__INSTRUCTIONS TO FOLLOW__
Please say how many lines of the listing hold "Авторское", with no other words in the answer.

__MATERIAL__
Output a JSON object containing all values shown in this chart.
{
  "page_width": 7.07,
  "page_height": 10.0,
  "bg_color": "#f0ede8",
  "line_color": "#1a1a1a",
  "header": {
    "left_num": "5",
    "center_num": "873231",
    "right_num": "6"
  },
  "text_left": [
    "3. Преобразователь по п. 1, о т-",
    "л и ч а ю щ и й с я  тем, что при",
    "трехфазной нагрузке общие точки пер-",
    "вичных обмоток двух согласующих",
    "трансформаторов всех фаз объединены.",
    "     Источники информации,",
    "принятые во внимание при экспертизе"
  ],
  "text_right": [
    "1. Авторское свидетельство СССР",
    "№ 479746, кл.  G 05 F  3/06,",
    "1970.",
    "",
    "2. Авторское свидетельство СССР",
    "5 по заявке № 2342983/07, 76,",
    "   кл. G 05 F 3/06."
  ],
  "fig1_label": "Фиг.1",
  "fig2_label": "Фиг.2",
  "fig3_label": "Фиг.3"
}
...
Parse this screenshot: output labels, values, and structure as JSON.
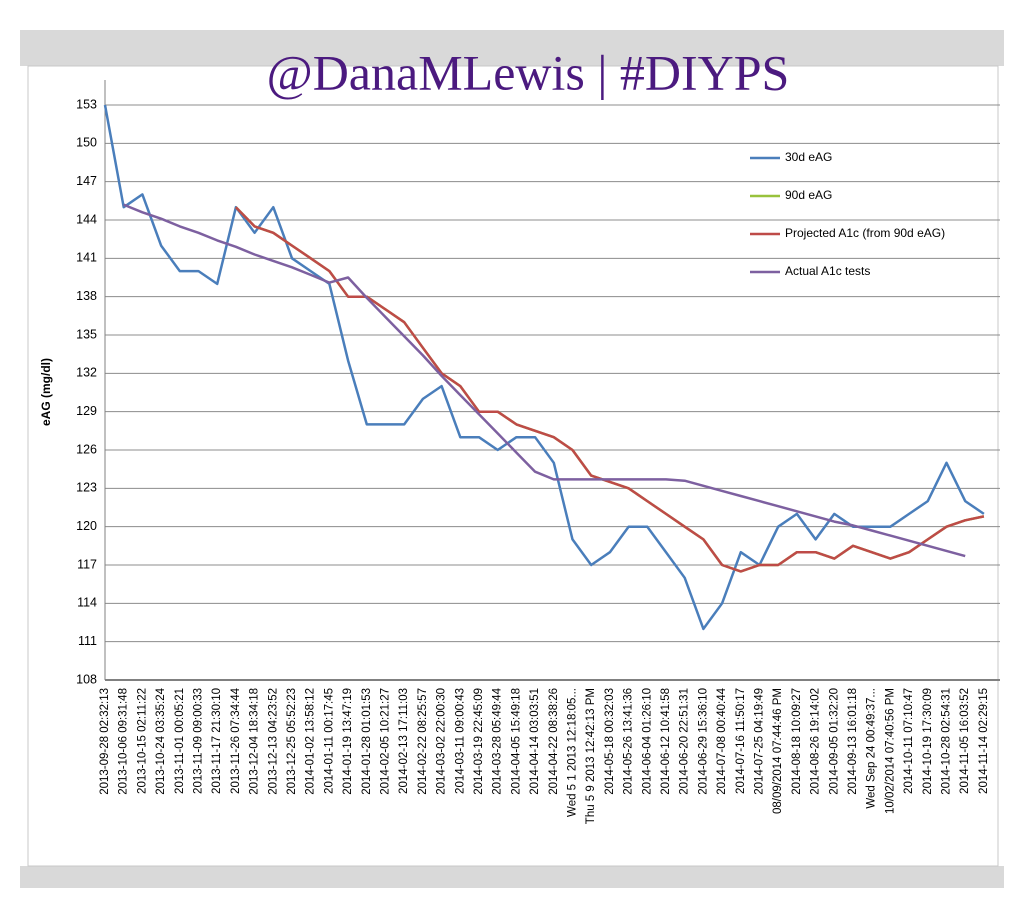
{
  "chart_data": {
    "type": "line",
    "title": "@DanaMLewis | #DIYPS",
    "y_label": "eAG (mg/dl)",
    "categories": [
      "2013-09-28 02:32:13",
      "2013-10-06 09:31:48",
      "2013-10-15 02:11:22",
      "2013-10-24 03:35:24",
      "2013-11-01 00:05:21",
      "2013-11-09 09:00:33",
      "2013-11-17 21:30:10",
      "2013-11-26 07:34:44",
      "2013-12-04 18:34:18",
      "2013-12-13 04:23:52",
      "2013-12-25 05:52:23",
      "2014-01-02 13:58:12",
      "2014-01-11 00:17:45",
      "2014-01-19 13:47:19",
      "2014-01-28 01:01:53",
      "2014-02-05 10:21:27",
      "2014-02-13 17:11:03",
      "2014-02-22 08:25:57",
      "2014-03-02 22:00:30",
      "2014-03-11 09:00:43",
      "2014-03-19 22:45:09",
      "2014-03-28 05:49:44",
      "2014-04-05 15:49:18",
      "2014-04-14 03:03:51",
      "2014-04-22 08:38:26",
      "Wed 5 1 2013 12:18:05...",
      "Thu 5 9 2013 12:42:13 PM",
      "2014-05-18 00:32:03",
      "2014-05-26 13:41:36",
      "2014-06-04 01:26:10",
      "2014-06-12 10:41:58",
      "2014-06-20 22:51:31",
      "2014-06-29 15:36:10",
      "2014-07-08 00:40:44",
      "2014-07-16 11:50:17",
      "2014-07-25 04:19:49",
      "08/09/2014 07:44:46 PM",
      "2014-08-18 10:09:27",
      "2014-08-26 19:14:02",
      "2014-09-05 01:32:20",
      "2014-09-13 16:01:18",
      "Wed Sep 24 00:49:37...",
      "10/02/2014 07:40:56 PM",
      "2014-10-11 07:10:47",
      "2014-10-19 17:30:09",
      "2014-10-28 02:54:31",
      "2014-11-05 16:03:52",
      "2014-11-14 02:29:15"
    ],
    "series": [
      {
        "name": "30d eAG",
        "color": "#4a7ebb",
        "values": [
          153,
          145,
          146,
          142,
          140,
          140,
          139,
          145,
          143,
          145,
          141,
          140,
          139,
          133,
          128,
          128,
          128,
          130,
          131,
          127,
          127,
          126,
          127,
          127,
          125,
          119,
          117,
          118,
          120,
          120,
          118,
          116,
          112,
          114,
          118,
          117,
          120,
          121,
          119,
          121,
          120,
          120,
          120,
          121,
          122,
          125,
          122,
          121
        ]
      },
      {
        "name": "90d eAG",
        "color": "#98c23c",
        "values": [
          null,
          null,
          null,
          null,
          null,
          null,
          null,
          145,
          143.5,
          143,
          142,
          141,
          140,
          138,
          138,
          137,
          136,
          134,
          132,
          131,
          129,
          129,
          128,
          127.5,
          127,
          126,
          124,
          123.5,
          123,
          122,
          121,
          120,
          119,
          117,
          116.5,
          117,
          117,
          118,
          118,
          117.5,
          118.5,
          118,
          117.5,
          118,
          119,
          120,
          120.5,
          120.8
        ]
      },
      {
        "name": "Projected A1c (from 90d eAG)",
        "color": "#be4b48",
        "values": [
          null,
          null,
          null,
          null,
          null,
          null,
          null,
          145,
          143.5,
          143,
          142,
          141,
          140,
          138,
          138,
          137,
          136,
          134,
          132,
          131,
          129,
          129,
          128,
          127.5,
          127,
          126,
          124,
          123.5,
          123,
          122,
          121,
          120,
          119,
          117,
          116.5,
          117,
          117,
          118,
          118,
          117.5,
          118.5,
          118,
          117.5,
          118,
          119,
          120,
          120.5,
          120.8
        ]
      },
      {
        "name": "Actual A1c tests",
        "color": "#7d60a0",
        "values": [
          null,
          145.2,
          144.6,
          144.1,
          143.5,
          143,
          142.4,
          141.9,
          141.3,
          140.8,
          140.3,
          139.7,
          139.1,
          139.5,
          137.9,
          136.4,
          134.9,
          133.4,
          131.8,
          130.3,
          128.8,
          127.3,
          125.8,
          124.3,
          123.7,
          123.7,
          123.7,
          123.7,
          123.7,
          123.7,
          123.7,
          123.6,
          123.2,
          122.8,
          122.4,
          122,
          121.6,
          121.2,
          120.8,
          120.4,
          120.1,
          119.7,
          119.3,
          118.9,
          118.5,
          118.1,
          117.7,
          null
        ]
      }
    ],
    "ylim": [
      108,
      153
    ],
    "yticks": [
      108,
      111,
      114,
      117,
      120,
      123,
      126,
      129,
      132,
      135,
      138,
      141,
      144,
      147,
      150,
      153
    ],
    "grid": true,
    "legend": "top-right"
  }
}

__CORRECT OUTPUT__
2